##### RECORDS TO PROCESS

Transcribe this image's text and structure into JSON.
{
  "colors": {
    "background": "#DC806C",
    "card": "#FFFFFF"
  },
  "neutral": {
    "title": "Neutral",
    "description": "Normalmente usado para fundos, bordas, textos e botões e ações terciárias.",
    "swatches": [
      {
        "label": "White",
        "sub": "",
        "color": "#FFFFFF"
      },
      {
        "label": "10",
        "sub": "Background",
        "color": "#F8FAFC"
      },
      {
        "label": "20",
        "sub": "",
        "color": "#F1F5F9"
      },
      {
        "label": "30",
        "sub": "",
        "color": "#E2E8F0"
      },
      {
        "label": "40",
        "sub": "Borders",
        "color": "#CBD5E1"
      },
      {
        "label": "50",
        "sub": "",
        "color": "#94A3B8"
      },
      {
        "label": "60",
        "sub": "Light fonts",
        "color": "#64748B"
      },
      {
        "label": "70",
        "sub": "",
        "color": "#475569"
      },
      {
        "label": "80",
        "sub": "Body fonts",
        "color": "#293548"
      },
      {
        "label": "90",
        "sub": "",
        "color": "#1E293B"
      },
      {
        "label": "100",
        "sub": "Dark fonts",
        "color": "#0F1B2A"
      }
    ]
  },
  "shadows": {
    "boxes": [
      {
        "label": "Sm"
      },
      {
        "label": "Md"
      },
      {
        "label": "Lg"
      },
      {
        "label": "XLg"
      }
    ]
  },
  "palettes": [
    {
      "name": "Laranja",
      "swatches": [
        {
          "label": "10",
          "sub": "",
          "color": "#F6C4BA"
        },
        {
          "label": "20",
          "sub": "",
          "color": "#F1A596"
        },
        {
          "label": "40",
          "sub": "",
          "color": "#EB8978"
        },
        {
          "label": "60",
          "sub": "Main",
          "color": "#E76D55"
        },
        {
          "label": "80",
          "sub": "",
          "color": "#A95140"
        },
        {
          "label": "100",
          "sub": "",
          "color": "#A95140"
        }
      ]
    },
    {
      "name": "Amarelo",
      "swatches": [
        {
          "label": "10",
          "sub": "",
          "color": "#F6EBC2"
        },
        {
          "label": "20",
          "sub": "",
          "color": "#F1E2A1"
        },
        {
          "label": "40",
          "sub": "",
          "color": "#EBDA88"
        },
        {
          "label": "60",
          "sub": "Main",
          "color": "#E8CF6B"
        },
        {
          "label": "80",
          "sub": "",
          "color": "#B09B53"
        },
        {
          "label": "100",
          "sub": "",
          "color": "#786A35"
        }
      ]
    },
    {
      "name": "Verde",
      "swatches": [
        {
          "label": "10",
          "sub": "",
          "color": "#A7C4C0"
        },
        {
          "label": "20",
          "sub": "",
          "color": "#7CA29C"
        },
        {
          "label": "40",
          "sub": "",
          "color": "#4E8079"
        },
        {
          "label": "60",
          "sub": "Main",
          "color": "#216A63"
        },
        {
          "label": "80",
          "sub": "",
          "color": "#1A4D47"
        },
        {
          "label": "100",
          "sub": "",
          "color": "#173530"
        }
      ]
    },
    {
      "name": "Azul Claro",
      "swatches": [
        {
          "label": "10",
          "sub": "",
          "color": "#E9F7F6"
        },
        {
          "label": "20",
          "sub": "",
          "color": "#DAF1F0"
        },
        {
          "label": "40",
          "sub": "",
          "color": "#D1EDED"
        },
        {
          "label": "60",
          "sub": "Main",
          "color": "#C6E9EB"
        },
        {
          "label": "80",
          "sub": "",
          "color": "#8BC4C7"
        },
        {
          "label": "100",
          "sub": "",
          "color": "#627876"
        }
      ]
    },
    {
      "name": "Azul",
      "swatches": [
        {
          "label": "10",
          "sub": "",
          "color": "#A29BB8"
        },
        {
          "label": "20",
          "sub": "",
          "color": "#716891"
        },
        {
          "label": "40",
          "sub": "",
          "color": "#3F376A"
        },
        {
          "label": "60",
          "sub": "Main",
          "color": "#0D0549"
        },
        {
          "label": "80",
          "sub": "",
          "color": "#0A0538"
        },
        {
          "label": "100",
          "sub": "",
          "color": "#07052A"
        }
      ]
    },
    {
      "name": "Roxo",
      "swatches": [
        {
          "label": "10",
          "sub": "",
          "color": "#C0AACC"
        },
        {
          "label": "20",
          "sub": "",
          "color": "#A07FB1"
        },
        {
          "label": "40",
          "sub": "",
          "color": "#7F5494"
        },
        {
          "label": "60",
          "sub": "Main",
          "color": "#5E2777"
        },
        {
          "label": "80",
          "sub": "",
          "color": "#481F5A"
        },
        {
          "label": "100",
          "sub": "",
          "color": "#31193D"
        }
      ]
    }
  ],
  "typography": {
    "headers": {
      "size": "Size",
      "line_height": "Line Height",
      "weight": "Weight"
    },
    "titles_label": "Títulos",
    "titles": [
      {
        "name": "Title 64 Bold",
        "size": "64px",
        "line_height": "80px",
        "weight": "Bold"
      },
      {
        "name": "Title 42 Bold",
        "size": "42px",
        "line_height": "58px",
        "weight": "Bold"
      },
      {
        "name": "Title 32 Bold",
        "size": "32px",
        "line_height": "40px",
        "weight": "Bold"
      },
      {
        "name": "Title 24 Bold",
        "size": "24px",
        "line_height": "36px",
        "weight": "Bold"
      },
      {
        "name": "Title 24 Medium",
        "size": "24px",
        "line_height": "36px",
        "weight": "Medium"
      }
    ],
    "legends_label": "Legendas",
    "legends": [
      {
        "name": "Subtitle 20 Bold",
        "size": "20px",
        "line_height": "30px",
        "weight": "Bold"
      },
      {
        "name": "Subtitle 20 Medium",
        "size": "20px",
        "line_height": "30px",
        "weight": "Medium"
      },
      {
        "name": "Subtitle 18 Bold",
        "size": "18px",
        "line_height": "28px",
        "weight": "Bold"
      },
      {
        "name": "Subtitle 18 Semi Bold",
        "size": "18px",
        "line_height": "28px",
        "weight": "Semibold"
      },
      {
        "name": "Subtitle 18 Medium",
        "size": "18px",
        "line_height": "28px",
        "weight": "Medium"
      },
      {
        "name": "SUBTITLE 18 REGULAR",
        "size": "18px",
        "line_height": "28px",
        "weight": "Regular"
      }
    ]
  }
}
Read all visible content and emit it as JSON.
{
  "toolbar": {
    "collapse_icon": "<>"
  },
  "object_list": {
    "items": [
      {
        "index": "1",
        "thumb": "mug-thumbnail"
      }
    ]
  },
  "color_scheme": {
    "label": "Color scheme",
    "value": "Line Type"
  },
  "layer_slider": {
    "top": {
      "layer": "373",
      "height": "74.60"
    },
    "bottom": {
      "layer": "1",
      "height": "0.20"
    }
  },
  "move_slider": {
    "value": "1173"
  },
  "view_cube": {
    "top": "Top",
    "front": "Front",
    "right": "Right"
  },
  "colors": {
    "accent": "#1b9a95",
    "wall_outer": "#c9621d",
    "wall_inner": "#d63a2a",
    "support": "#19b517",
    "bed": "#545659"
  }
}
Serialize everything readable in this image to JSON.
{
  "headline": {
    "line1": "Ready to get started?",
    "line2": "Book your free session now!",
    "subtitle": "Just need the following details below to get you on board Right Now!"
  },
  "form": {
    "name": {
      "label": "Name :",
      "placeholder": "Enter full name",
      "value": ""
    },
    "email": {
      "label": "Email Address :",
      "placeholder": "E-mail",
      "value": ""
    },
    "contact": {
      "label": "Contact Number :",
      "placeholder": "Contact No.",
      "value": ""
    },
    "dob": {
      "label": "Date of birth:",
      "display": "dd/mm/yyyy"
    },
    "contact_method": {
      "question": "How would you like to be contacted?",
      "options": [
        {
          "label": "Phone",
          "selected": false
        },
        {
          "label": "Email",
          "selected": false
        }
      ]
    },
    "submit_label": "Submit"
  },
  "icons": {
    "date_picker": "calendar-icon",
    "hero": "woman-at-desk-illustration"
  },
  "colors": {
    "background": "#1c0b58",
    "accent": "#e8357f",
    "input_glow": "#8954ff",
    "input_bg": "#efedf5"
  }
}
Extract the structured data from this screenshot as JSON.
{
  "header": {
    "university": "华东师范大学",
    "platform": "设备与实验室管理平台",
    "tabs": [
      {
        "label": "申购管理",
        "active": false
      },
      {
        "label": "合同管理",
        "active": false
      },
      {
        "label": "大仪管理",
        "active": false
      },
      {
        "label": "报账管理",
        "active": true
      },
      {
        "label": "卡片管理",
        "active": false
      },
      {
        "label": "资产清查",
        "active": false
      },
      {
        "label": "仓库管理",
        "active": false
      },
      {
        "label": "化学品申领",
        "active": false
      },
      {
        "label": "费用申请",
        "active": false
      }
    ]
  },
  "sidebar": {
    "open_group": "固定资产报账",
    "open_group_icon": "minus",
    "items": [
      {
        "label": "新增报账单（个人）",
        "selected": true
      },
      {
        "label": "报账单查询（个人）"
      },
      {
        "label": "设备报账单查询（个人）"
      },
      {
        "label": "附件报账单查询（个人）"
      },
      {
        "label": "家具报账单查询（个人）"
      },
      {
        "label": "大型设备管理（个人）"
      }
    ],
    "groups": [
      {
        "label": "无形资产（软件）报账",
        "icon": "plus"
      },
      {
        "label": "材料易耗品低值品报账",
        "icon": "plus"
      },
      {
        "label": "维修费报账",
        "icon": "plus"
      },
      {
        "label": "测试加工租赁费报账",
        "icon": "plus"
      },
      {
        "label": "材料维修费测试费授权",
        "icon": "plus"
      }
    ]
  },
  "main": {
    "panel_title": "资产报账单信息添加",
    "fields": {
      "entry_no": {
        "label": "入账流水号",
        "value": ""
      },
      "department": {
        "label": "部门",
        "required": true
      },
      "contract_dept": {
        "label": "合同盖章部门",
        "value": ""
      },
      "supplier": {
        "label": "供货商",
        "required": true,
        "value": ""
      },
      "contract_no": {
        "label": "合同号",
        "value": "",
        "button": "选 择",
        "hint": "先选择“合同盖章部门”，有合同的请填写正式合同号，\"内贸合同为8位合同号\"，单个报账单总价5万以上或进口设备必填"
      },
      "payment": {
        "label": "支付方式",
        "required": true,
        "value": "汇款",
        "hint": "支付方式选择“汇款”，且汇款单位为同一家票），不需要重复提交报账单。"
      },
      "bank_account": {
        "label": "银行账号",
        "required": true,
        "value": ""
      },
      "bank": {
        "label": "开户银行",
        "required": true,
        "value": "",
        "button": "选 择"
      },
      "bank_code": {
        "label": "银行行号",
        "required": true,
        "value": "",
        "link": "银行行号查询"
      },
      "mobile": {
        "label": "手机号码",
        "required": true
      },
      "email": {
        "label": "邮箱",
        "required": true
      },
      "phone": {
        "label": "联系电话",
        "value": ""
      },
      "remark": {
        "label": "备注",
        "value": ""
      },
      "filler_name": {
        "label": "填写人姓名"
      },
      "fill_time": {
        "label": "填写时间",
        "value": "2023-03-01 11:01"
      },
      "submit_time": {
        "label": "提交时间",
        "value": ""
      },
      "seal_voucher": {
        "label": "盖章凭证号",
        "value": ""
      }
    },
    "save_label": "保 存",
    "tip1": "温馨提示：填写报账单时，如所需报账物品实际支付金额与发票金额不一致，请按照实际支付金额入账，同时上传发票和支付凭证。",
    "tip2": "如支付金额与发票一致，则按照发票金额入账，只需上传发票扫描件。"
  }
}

##########

Find all lines with "合同盖章部门" in them and copy each one.

        "label": "合同盖章部门",
        "hint": "先选择“合同盖章部门”，有合同的请填写正式合同号，\"内贸合同为8位合同号\"，单个报账单总价5万以上或进口设备必填"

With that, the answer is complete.